• **What this task involves**: Print out the material that follows word for word.

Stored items
------------------------------------------------

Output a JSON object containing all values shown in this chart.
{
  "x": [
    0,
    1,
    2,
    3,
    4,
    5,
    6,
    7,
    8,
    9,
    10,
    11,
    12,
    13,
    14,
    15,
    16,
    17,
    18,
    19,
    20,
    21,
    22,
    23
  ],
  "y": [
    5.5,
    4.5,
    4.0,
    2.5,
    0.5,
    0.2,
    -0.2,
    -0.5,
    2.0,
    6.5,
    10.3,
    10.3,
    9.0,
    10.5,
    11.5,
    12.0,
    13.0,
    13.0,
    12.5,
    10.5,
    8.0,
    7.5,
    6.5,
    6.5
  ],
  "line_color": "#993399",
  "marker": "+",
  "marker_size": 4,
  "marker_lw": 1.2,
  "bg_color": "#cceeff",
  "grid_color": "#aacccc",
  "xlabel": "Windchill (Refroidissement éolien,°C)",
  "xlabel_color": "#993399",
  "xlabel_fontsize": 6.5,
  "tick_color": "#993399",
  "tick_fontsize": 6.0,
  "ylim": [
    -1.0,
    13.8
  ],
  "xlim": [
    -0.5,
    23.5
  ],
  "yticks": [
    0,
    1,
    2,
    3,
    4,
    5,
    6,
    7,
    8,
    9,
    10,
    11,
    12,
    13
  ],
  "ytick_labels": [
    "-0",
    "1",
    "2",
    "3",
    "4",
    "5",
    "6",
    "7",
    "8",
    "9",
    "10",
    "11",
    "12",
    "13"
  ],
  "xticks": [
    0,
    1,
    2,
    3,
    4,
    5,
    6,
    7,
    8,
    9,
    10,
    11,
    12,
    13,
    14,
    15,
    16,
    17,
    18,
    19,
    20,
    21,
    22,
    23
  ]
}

------------------------------------------------

• **Solution to the exercise**:
Output a JSON object containing all values shown in this chart.
{
  "x": [
    0,
    1,
    2,
    3,
    4,
    5,
    6,
    7,
    8,
    9,
    10,
    11,
    12,
    13,
    14,
    15,
    16,
    17,
    18,
    19,
    20,
    21,
    22,
    23
  ],
  "y": [
    5.5,
    4.5,
    4.0,
    2.5,
    0.5,
    0.2,
    -0.2,
    -0.5,
    2.0,
    6.5,
    10.3,
    10.3,
    9.0,
    10.5,
    11.5,
    12.0,
    13.0,
    13.0,
    12.5,
    10.5,
    8.0,
    7.5,
    6.5,
    6.5
  ],
  "line_color": "#993399",
  "marker": "+",
  "marker_size": 4,
  "marker_lw": 1.2,
  "bg_color": "#cceeff",
  "grid_color": "#aacccc",
  "xlabel": "Windchill (Refroidissement éolien,°C)",
  "xlabel_color": "#993399",
  "xlabel_fontsize": 6.5,
  "tick_color": "#993399",
  "tick_fontsize": 6.0,
  "ylim": [
    -1.0,
    13.8
  ],
  "xlim": [
    -0.5,
    23.5
  ],
  "yticks": [
    0,
    1,
    2,
    3,
    4,
    5,
    6,
    7,
    8,
    9,
    10,
    11,
    12,
    13
  ],
  "ytick_labels": [
    "-0",
    "1",
    "2",
    "3",
    "4",
    "5",
    "6",
    "7",
    "8",
    "9",
    "10",
    "11",
    "12",
    "13"
  ],
  "xticks": [
    0,
    1,
    2,
    3,
    4,
    5,
    6,
    7,
    8,
    9,
    10,
    11,
    12,
    13,
    14,
    15,
    16,
    17,
    18,
    19,
    20,
    21,
    22,
    23
  ]
}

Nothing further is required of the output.